● **PROBLEM STATEMENT**
Below is a listing; copy all of it exactly.

● **AVAILABLE DATA**
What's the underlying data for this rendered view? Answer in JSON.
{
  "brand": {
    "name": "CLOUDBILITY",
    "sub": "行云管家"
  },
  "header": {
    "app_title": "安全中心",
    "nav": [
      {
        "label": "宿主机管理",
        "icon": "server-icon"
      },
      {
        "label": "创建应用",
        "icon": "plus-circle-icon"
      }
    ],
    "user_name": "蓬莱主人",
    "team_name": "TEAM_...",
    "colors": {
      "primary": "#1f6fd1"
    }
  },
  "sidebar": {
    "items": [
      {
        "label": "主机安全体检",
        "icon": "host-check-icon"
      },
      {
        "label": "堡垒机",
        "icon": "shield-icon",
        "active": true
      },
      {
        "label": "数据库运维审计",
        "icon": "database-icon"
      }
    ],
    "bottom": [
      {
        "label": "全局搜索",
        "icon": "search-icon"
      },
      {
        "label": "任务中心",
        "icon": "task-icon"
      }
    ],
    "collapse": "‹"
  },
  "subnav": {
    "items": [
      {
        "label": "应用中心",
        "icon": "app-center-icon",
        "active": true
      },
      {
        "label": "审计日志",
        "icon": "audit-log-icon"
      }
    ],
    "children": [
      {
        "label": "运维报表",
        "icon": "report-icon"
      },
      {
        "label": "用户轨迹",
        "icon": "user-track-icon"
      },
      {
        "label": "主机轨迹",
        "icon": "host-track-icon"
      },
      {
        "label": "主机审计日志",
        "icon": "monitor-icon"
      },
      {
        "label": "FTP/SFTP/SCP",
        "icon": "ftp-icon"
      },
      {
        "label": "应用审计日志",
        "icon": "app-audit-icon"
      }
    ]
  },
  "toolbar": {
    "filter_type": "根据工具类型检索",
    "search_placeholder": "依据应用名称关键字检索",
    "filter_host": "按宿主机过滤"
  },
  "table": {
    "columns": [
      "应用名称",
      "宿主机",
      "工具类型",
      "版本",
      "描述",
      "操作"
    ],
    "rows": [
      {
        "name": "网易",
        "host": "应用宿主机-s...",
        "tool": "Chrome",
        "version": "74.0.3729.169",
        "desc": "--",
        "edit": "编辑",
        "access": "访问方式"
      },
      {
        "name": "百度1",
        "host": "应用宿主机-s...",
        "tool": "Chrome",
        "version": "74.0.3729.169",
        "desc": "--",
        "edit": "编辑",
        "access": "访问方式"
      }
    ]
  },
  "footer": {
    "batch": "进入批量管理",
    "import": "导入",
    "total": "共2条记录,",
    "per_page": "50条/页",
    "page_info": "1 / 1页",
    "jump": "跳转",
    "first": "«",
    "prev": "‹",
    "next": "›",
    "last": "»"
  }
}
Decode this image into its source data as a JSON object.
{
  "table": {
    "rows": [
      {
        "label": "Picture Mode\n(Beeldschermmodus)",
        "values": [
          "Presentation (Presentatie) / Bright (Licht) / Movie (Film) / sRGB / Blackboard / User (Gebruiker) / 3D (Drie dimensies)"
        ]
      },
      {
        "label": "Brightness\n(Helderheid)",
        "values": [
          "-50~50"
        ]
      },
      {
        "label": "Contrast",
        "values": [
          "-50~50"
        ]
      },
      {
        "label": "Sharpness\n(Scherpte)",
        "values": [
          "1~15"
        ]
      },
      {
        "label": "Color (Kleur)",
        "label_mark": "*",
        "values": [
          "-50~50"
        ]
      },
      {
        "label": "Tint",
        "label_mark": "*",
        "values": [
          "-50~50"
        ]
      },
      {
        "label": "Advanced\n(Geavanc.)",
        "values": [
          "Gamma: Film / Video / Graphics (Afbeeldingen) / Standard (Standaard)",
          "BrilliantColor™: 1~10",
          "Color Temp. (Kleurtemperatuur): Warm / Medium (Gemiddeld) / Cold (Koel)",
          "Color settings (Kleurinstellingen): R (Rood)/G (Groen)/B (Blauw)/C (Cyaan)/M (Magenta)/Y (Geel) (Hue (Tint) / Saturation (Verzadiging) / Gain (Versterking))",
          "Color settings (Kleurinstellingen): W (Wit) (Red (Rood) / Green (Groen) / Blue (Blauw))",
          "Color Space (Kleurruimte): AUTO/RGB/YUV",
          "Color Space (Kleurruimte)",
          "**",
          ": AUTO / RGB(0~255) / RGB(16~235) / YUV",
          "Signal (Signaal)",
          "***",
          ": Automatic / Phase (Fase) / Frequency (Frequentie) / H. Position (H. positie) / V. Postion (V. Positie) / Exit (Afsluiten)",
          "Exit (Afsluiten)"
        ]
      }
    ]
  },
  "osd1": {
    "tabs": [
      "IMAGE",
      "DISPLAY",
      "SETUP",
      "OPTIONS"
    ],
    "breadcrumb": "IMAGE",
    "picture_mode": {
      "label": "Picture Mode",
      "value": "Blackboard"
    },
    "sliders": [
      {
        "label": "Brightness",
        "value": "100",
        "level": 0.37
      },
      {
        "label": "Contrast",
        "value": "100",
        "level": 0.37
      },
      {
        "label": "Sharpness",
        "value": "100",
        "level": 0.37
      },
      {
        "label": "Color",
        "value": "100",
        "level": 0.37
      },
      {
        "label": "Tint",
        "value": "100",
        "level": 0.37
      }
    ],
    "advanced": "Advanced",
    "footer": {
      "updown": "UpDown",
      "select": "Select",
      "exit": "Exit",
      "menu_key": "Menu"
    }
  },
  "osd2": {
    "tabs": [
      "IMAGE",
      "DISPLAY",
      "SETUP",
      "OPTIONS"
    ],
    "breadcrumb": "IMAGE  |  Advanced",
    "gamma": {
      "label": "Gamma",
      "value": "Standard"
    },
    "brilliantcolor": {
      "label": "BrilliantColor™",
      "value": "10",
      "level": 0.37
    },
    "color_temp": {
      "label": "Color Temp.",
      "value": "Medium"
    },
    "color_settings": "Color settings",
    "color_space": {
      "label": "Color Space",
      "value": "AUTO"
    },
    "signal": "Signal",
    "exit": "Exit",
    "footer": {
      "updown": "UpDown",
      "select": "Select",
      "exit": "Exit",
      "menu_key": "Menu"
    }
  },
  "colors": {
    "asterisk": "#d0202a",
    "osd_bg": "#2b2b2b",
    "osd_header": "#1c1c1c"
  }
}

● **REPLY TO THE TASK**
What's the underlying data for this rendered view? Answer in JSON.
{
  "brand": {
    "name": "CLOUDBILITY",
    "sub": "行云管家"
  },
  "header": {
    "app_title": "安全中心",
    "nav": [
      {
        "label": "宿主机管理",
        "icon": "server-icon"
      },
      {
        "label": "创建应用",
        "icon": "plus-circle-icon"
      }
    ],
    "user_name": "蓬莱主人",
    "team_name": "TEAM_...",
    "colors": {
      "primary": "#1f6fd1"
    }
  },
  "sidebar": {
    "items": [
      {
        "label": "主机安全体检",
        "icon": "host-check-icon"
      },
      {
        "label": "堡垒机",
        "icon": "shield-icon",
        "active": true
      },
      {
        "label": "数据库运维审计",
        "icon": "database-icon"
      }
    ],
    "bottom": [
      {
        "label": "全局搜索",
        "icon": "search-icon"
      },
      {
        "label": "任务中心",
        "icon": "task-icon"
      }
    ],
    "collapse": "‹"
  },
  "subnav": {
    "items": [
      {
        "label": "应用中心",
        "icon": "app-center-icon",
        "active": true
      },
      {
        "label": "审计日志",
        "icon": "audit-log-icon"
      }
    ],
    "children": [
      {
        "label": "运维报表",
        "icon": "report-icon"
      },
      {
        "label": "用户轨迹",
        "icon": "user-track-icon"
      },
      {
        "label": "主机轨迹",
        "icon": "host-track-icon"
      },
      {
        "label": "主机审计日志",
        "icon": "monitor-icon"
      },
      {
        "label": "FTP/SFTP/SCP",
        "icon": "ftp-icon"
      },
      {
        "label": "应用审计日志",
        "icon": "app-audit-icon"
      }
    ]
  },
  "toolbar": {
    "filter_type": "根据工具类型检索",
    "search_placeholder": "依据应用名称关键字检索",
    "filter_host": "按宿主机过滤"
  },
  "table": {
    "columns": [
      "应用名称",
      "宿主机",
      "工具类型",
      "版本",
      "描述",
      "操作"
    ],
    "rows": [
      {
        "name": "网易",
        "host": "应用宿主机-s...",
        "tool": "Chrome",
        "version": "74.0.3729.169",
        "desc": "--",
        "edit": "编辑",
        "access": "访问方式"
      },
      {
        "name": "百度1",
        "host": "应用宿主机-s...",
        "tool": "Chrome",
        "version": "74.0.3729.169",
        "desc": "--",
        "edit": "编辑",
        "access": "访问方式"
      }
    ]
  },
  "footer": {
    "batch": "进入批量管理",
    "import": "导入",
    "total": "共2条记录,",
    "per_page": "50条/页",
    "page_info": "1 / 1页",
    "jump": "跳转",
    "first": "«",
    "prev": "‹",
    "next": "›",
    "last": "»"
  }
}
Decode this image into its source data as a JSON object.
{
  "table": {
    "rows": [
      {
        "label": "Picture Mode\n(Beeldschermmodus)",
        "values": [
          "Presentation (Presentatie) / Bright (Licht) / Movie (Film) / sRGB / Blackboard / User (Gebruiker) / 3D (Drie dimensies)"
        ]
      },
      {
        "label": "Brightness\n(Helderheid)",
        "values": [
          "-50~50"
        ]
      },
      {
        "label": "Contrast",
        "values": [
          "-50~50"
        ]
      },
      {
        "label": "Sharpness\n(Scherpte)",
        "values": [
          "1~15"
        ]
      },
      {
        "label": "Color (Kleur)",
        "label_mark": "*",
        "values": [
          "-50~50"
        ]
      },
      {
        "label": "Tint",
        "label_mark": "*",
        "values": [
          "-50~50"
        ]
      },
      {
        "label": "Advanced\n(Geavanc.)",
        "values": [
          "Gamma: Film / Video / Graphics (Afbeeldingen) / Standard (Standaard)",
          "BrilliantColor™: 1~10",
          "Color Temp. (Kleurtemperatuur): Warm / Medium (Gemiddeld) / Cold (Koel)",
          "Color settings (Kleurinstellingen): R (Rood)/G (Groen)/B (Blauw)/C (Cyaan)/M (Magenta)/Y (Geel) (Hue (Tint) / Saturation (Verzadiging) / Gain (Versterking))",
          "Color settings (Kleurinstellingen): W (Wit) (Red (Rood) / Green (Groen) / Blue (Blauw))",
          "Color Space (Kleurruimte): AUTO/RGB/YUV",
          "Color Space (Kleurruimte)",
          "**",
          ": AUTO / RGB(0~255) / RGB(16~235) / YUV",
          "Signal (Signaal)",
          "***",
          ": Automatic / Phase (Fase) / Frequency (Frequentie) / H. Position (H. positie) / V. Postion (V. Positie) / Exit (Afsluiten)",
          "Exit (Afsluiten)"
        ]
      }
    ]
  },
  "osd1": {
    "tabs": [
      "IMAGE",
      "DISPLAY",
      "SETUP",
      "OPTIONS"
    ],
    "breadcrumb": "IMAGE",
    "picture_mode": {
      "label": "Picture Mode",
      "value": "Blackboard"
    },
    "sliders": [
      {
        "label": "Brightness",
        "value": "100",
        "level": 0.37
      },
      {
        "label": "Contrast",
        "value": "100",
        "level": 0.37
      },
      {
        "label": "Sharpness",
        "value": "100",
        "level": 0.37
      },
      {
        "label": "Color",
        "value": "100",
        "level": 0.37
      },
      {
        "label": "Tint",
        "value": "100",
        "level": 0.37
      }
    ],
    "advanced": "Advanced",
    "footer": {
      "updown": "UpDown",
      "select": "Select",
      "exit": "Exit",
      "menu_key": "Menu"
    }
  },
  "osd2": {
    "tabs": [
      "IMAGE",
      "DISPLAY",
      "SETUP",
      "OPTIONS"
    ],
    "breadcrumb": "IMAGE  |  Advanced",
    "gamma": {
      "label": "Gamma",
      "value": "Standard"
    },
    "brilliantcolor": {
      "label": "BrilliantColor™",
      "value": "10",
      "level": 0.37
    },
    "color_temp": {
      "label": "Color Temp.",
      "value": "Medium"
    },
    "color_settings": "Color settings",
    "color_space": {
      "label": "Color Space",
      "value": "AUTO"
    },
    "signal": "Signal",
    "exit": "Exit",
    "footer": {
      "updown": "UpDown",
      "select": "Select",
      "exit": "Exit",
      "menu_key": "Menu"
    }
  },
  "colors": {
    "asterisk": "#d0202a",
    "osd_bg": "#2b2b2b",
    "osd_header": "#1c1c1c"
  }
}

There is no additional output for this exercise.